What you should do
Find each line with the word "outlook" and state how many there are, nothing more.
□ □ □ □
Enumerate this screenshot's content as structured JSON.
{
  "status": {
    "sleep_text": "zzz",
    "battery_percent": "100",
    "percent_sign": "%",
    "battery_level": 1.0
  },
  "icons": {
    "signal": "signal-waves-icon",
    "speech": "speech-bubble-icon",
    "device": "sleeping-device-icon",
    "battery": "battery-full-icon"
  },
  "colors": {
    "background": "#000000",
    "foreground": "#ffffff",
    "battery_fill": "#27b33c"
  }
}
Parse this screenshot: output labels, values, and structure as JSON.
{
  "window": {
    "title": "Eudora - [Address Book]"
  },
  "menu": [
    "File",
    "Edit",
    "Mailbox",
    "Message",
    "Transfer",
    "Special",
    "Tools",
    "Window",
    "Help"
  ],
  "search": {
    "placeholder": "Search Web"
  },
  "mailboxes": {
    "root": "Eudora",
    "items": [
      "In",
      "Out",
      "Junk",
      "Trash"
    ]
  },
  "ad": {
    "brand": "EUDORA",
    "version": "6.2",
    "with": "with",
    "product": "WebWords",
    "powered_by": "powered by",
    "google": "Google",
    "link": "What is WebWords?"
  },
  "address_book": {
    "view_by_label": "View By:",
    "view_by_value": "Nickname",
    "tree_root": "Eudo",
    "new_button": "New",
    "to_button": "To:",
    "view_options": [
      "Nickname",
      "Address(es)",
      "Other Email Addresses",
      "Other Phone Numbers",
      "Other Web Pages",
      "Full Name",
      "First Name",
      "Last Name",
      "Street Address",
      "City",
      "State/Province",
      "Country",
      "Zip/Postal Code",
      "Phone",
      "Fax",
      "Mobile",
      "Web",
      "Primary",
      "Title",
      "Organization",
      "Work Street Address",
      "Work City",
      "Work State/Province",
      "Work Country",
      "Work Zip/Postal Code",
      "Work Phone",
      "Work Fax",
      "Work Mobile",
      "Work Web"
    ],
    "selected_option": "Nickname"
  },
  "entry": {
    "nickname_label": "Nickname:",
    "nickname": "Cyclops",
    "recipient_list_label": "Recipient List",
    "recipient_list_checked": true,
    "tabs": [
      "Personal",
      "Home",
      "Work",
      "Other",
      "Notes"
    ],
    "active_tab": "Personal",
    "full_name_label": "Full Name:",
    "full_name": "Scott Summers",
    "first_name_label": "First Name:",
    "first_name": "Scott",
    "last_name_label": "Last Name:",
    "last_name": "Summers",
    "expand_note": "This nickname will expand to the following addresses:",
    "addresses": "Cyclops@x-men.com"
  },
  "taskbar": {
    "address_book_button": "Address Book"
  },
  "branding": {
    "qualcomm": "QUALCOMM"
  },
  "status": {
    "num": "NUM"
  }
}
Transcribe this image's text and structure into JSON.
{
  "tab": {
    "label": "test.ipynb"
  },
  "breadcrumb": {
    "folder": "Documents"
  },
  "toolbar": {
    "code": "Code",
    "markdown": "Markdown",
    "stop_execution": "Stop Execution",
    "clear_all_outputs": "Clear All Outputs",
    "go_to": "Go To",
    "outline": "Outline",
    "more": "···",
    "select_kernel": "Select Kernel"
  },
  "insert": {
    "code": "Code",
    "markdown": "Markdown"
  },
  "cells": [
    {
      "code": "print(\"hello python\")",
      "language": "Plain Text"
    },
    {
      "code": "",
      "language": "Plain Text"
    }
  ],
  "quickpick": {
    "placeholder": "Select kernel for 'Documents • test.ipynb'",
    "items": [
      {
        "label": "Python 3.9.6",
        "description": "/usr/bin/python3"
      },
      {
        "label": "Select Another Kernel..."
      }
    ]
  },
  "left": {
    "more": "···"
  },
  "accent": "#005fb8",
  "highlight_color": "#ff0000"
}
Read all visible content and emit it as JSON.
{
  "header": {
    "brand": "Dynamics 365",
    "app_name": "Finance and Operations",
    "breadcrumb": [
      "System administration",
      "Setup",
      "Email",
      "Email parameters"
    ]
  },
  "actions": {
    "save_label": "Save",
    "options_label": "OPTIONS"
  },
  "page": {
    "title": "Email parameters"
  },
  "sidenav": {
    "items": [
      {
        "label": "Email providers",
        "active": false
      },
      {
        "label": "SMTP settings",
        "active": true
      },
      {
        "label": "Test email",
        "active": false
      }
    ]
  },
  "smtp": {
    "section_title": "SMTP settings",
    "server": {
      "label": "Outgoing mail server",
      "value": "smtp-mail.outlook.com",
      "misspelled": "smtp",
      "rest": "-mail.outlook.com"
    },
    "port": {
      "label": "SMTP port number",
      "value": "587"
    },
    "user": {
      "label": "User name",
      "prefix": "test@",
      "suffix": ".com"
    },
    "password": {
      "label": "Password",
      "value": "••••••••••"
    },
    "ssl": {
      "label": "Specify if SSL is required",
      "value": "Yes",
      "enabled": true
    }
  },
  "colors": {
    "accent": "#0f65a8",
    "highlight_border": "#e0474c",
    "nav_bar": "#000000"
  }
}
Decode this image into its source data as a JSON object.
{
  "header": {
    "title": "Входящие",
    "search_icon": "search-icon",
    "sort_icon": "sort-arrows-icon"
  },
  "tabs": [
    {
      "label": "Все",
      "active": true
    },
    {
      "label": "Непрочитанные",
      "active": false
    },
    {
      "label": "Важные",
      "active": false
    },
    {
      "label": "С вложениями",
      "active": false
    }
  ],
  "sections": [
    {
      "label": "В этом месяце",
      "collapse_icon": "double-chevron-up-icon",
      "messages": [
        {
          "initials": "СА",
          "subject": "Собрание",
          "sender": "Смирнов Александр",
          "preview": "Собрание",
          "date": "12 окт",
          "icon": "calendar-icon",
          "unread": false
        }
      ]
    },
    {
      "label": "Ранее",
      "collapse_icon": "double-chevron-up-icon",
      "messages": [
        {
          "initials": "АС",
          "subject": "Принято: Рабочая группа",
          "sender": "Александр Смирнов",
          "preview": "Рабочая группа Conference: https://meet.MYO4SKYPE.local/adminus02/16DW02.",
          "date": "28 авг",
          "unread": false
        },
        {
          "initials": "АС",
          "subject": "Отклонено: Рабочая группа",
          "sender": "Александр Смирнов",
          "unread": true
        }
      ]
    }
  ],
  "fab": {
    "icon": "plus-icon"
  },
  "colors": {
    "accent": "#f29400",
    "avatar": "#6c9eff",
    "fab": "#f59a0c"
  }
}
□ □ □ □
Answer to this exercise
2